** Instructions for the task **
Copy only what runs from the line containing "Decode this image" to the last line, both included, keeping it exact and omitting pictures.

___ Supplied data

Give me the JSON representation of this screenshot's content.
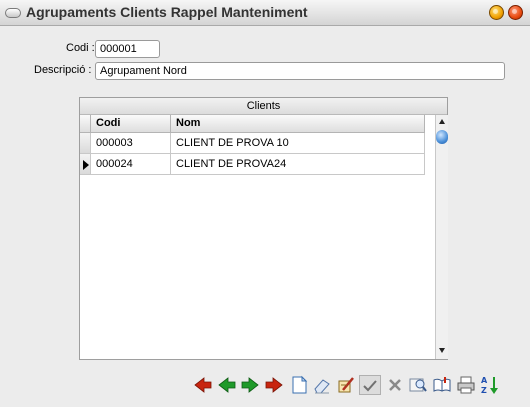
{
  "window": {
    "title": "Agrupaments Clients Rappel Manteniment"
  },
  "form": {
    "codi_label": "Codi :",
    "codi_value": "000001",
    "descripcio_label": "Descripció :",
    "descripcio_value": "Agrupament Nord"
  },
  "grid": {
    "caption": "Clients",
    "columns": [
      "Codi",
      "Nom"
    ],
    "rows": [
      {
        "codi": "000003",
        "nom": "CLIENT DE PROVA 10"
      },
      {
        "codi": "000024",
        "nom": "CLIENT DE PROVA24"
      }
    ],
    "current_row": 1
  },
  "toolbar": {
    "icons": [
      "first-icon",
      "previous-icon",
      "next-icon",
      "last-icon",
      "new-record-icon",
      "erase-icon",
      "edit-icon",
      "confirm-icon",
      "cancel-icon",
      "search-icon",
      "book-icon",
      "print-icon",
      "sort-az-icon"
    ]
  },
  "colors": {
    "nav_red": "#c8250f",
    "nav_green": "#1f9a2a",
    "accent_blue": "#4a8fd8"
  }
}
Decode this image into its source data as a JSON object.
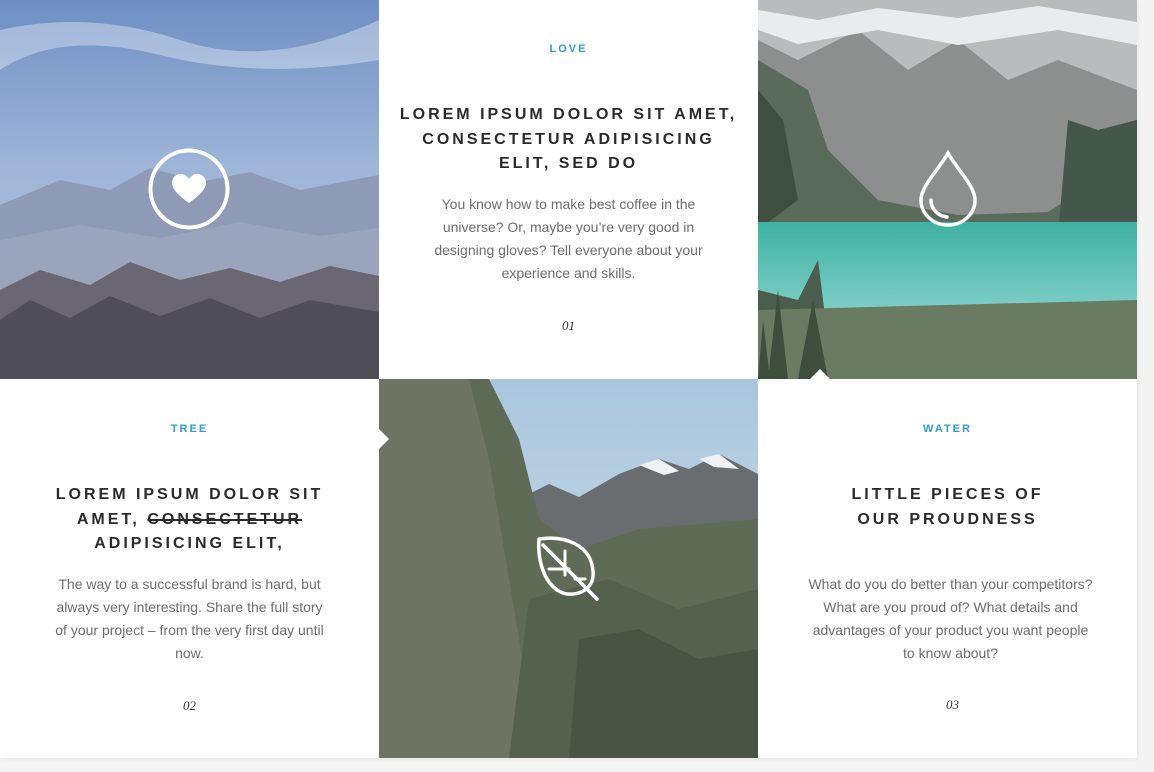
{
  "cards": [
    {
      "kicker": "LOVE",
      "heading_lines": [
        "LOREM IPSUM DOLOR SIT AMET,",
        "CONSECTETUR ADIPISICING",
        "ELIT, SED DO"
      ],
      "body": "You know how to make best coffee in the universe? Or, maybe you’re very good in designing gloves? Tell everyone about your experience and skills.",
      "number": "01",
      "icon": "heart-icon"
    },
    {
      "kicker": "TREE",
      "heading_pre": "LOREM IPSUM DOLOR SIT AMET,",
      "heading_strike": "CONSECTETUR",
      "heading_post": "ADIPISICING ELIT,",
      "body": "The way to a successful brand is hard, but always very interesting. Share the full story of your project – from the very first day until now.",
      "number": "02",
      "icon": "leaf-icon"
    },
    {
      "kicker": "WATER",
      "heading_lines": [
        "LITTLE PIECES OF",
        "OUR PROUDNESS"
      ],
      "body": "What do you do better than your competitors? What are you proud of? What details and advantages of your product you want people to know about?",
      "number": "03",
      "icon": "water-drop-icon"
    }
  ],
  "colors": {
    "accent": "#2f9ccc",
    "heading": "#2a2a2a",
    "body_text": "#6d6d6d"
  }
}
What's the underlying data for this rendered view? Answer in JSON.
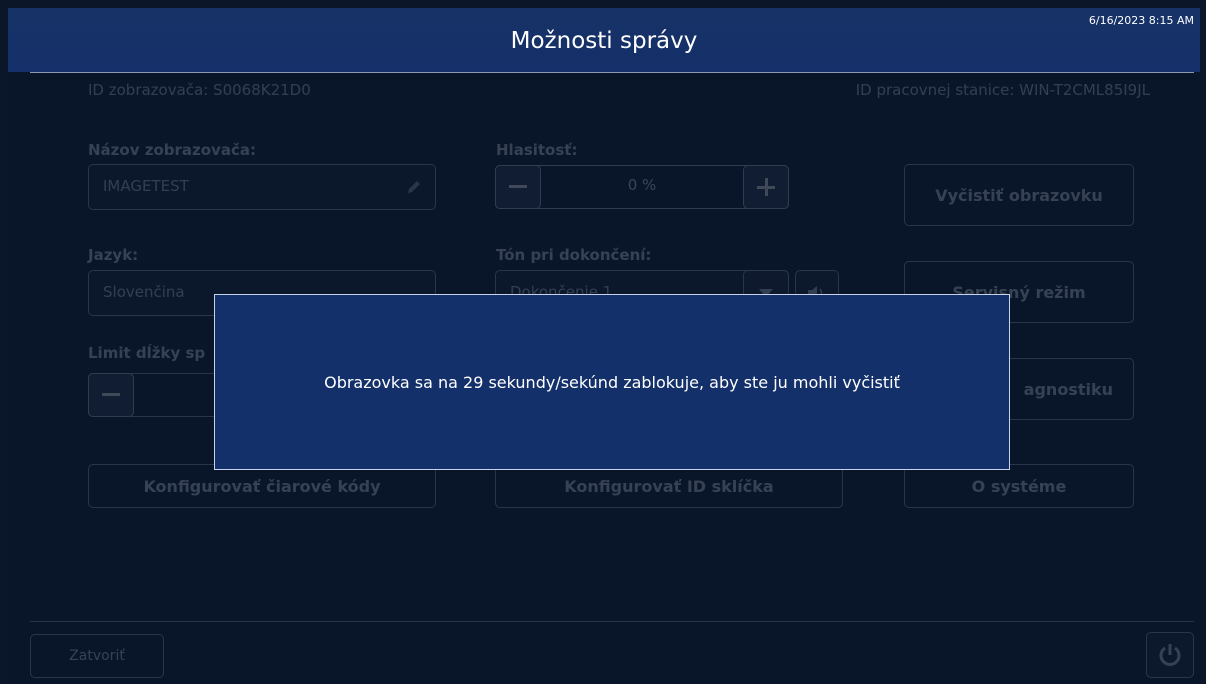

______

** Correct response **
Decode this image into its source data as a JSON object.
{
  "cards": [
    {
      "kicker": "LOVE",
      "heading_lines": [
        "LOREM IPSUM DOLOR SIT AMET,",
        "CONSECTETUR ADIPISICING",
        "ELIT, SED DO"
      ],
      "body": "You know how to make best coffee in the universe? Or, maybe you’re very good in designing gloves? Tell everyone about your experience and skills.",
      "number": "01",
      "icon": "heart-icon"
    },
    {
      "kicker": "TREE",
      "heading_pre": "LOREM IPSUM DOLOR SIT AMET,",
      "heading_strike": "CONSECTETUR",
      "heading_post": "ADIPISICING ELIT,",
      "body": "The way to a successful brand is hard, but always very interesting. Share the full story of your project – from the very first day until now.",
      "number": "02",
      "icon": "leaf-icon"
    },
    {
      "kicker": "WATER",
      "heading_lines": [
        "LITTLE PIECES OF",
        "OUR PROUDNESS"
      ],
      "body": "What do you do better than your competitors? What are you proud of? What details and advantages of your product you want people to know about?",
      "number": "03",
      "icon": "water-drop-icon"
    }
  ],
  "colors": {
    "accent": "#2f9ccc",
    "heading": "#2a2a2a",
    "body_text": "#6d6d6d"
  }
}
What's the underlying data for this rendered view? Answer in JSON.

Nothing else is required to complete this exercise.